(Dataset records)
• • • •

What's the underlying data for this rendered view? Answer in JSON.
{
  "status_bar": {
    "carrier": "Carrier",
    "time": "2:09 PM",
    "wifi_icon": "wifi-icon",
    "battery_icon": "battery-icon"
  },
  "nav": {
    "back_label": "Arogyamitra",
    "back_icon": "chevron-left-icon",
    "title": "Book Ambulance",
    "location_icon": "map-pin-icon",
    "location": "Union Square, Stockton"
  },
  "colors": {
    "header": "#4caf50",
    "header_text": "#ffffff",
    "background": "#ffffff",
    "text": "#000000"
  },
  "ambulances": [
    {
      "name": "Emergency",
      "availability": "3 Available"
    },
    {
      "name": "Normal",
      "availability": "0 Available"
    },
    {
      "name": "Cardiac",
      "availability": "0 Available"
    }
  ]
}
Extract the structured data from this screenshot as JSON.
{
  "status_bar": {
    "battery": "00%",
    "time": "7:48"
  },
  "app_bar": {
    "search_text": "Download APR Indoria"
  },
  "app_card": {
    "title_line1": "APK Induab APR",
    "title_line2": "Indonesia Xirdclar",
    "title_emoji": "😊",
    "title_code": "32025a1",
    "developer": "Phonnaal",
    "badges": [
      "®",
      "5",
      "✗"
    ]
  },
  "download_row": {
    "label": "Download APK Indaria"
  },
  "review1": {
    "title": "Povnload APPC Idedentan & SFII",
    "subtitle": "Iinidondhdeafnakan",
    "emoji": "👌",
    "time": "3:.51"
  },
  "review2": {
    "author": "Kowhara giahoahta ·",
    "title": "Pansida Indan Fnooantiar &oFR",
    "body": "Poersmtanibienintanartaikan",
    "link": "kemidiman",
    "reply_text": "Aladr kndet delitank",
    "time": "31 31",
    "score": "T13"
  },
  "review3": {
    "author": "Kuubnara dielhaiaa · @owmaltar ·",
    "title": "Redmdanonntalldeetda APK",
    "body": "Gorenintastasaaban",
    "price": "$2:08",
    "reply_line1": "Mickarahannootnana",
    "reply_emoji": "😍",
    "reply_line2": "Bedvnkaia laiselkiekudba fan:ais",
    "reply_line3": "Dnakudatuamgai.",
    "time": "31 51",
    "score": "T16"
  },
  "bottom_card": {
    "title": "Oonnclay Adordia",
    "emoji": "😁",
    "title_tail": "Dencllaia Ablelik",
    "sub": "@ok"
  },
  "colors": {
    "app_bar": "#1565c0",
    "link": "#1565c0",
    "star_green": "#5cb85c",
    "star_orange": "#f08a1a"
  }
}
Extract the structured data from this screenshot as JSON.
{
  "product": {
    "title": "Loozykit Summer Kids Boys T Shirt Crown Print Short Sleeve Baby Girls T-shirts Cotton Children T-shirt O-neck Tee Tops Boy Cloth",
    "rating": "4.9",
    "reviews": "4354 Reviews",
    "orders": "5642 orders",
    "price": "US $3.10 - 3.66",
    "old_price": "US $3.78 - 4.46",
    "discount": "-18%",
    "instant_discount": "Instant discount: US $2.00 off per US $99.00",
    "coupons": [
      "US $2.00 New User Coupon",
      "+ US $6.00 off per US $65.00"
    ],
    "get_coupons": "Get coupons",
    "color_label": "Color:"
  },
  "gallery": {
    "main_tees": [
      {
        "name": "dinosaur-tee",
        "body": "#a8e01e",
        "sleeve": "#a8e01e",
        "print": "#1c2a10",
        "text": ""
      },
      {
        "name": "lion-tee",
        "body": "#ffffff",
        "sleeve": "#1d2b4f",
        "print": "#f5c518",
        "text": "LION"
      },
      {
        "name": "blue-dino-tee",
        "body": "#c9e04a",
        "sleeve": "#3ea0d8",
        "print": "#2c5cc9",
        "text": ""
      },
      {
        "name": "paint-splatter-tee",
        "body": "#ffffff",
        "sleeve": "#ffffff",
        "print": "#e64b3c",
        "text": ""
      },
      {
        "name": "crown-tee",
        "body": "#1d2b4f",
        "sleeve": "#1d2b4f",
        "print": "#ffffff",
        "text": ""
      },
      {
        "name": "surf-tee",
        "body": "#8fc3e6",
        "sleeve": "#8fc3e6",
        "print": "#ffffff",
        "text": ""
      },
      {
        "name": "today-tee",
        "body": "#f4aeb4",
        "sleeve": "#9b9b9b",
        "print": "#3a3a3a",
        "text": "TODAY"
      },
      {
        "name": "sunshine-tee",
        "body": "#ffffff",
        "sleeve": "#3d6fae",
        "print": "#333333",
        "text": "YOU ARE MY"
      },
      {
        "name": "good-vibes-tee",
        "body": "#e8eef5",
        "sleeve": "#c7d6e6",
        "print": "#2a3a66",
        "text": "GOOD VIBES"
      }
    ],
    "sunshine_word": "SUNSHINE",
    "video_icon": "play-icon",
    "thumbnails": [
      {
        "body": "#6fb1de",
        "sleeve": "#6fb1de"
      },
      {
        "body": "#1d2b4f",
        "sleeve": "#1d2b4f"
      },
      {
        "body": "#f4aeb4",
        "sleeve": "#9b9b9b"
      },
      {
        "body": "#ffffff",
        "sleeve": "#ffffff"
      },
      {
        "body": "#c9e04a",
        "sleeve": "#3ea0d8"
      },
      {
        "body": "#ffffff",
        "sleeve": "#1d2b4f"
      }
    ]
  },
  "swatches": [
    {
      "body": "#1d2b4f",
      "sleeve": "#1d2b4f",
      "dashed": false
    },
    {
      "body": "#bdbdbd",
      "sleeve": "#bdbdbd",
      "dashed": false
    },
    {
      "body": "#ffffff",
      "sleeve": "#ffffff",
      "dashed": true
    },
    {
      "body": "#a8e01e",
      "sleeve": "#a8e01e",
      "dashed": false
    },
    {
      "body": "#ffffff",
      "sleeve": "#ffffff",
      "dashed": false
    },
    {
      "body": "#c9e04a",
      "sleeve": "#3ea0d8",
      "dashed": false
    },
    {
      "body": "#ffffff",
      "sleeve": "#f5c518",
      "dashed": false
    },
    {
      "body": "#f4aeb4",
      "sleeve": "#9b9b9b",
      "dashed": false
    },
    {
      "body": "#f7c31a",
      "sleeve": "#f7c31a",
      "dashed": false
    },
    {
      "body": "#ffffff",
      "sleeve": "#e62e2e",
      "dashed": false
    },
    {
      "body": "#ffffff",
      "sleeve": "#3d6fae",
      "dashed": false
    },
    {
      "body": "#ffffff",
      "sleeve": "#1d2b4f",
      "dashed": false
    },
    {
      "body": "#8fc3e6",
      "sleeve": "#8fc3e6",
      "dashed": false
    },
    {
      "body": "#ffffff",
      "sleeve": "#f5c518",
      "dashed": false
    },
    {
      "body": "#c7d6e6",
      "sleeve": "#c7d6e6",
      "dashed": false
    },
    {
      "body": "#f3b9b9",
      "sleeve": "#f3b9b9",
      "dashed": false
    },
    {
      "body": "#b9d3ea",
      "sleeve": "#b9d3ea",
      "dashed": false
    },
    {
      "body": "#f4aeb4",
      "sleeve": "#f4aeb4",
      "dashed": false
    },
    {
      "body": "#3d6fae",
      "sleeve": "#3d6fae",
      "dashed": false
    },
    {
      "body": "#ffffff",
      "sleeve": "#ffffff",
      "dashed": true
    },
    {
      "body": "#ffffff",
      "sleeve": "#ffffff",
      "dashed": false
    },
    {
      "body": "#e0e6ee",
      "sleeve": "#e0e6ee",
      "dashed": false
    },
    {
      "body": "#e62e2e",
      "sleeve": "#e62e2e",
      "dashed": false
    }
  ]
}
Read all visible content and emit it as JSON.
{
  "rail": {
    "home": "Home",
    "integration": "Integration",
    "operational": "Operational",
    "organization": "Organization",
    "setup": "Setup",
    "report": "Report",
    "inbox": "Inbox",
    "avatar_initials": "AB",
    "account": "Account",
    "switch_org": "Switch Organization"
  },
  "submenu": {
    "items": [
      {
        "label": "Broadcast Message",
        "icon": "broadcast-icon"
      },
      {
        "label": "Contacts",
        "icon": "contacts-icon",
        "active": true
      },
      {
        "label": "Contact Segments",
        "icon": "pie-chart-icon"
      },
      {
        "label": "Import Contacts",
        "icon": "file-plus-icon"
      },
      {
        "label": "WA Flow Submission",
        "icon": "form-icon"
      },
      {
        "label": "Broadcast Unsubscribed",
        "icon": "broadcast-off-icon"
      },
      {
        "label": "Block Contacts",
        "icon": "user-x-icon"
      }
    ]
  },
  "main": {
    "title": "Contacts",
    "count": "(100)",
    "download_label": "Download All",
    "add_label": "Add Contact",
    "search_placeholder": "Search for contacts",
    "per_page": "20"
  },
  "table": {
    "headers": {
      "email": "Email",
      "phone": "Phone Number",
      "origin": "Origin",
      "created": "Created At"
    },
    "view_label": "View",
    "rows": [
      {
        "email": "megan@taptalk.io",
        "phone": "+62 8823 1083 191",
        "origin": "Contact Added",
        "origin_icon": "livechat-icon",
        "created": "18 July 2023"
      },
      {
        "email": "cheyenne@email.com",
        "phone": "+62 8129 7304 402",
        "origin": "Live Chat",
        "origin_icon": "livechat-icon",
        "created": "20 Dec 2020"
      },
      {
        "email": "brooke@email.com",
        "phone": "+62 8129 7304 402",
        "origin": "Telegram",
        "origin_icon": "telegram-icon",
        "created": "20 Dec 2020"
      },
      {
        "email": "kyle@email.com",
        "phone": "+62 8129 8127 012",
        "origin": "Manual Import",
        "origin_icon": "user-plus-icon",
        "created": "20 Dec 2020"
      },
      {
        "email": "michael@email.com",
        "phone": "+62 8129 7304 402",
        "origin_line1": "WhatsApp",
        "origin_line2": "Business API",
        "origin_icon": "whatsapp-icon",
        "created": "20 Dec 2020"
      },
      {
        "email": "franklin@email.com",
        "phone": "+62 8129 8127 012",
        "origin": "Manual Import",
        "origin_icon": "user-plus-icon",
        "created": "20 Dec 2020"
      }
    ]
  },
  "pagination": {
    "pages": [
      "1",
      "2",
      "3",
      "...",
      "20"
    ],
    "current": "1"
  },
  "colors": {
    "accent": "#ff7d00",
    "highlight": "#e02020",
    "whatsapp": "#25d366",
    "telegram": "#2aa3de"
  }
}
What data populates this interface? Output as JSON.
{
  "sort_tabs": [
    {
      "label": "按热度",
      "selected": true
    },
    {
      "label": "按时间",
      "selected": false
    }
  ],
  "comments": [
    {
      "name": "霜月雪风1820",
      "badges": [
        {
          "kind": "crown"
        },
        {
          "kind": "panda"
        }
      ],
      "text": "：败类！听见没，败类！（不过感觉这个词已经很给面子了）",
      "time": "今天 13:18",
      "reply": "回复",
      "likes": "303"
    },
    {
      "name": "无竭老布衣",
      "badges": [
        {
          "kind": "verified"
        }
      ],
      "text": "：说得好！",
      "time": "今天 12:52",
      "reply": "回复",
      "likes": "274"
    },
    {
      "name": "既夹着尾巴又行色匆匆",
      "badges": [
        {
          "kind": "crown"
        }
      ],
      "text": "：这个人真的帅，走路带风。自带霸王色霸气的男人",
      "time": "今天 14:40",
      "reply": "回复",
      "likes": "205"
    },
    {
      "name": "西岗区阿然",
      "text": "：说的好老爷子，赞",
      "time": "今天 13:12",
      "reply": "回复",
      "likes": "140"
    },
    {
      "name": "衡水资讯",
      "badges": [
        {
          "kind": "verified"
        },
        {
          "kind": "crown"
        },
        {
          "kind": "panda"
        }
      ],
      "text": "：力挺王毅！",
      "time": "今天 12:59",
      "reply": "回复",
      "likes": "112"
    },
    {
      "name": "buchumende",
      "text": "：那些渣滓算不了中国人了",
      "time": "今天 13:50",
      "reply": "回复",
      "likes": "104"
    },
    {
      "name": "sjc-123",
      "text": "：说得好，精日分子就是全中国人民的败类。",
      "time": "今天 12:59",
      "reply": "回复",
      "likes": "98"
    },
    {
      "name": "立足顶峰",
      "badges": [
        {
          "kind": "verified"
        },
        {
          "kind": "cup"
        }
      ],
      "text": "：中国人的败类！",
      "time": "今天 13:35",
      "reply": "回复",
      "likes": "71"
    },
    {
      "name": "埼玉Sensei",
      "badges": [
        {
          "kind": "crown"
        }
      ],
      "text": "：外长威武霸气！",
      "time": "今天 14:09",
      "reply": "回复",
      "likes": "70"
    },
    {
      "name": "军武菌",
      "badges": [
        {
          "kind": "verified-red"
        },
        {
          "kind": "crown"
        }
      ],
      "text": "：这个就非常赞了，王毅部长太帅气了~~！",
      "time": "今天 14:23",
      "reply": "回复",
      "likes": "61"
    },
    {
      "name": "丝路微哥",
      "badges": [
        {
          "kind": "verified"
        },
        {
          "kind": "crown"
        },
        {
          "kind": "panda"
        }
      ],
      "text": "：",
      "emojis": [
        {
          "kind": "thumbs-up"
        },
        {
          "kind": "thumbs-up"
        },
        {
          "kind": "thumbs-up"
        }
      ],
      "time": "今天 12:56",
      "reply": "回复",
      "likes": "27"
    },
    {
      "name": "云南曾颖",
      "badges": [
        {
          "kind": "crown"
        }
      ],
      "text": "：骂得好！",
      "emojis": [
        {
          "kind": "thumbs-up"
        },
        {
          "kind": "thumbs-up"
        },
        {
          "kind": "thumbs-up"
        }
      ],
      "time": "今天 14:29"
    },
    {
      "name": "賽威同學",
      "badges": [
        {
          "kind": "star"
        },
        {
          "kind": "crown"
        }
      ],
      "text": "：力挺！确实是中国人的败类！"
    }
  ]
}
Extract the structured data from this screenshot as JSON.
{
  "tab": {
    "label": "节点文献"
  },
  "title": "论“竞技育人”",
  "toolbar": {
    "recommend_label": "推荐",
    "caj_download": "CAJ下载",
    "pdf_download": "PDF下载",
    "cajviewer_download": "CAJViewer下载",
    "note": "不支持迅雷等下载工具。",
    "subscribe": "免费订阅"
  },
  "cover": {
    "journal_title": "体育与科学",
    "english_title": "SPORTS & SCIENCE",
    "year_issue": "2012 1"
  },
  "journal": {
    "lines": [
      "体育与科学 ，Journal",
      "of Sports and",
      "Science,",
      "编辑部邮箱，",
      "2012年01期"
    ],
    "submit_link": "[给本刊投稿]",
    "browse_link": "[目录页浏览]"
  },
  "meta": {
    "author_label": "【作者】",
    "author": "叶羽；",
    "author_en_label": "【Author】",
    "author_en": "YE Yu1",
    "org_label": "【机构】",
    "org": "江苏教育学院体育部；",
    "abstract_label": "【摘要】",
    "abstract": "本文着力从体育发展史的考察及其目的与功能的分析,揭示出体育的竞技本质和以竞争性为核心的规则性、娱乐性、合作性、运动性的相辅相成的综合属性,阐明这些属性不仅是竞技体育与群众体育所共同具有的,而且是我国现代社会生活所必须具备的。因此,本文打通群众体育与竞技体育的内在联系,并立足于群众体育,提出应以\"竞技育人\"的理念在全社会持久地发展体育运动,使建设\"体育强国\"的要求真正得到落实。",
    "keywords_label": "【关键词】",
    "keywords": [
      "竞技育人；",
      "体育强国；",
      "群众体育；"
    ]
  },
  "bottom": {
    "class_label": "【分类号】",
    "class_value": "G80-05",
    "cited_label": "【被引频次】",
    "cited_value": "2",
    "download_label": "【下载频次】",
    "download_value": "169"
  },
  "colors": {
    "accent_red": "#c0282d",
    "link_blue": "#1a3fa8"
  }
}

• • • •

*DIRECTIONS:* What is the number of lines that hold the string "likes"? Reply with that number alone.

*WRITTEN SOLUTION:* 11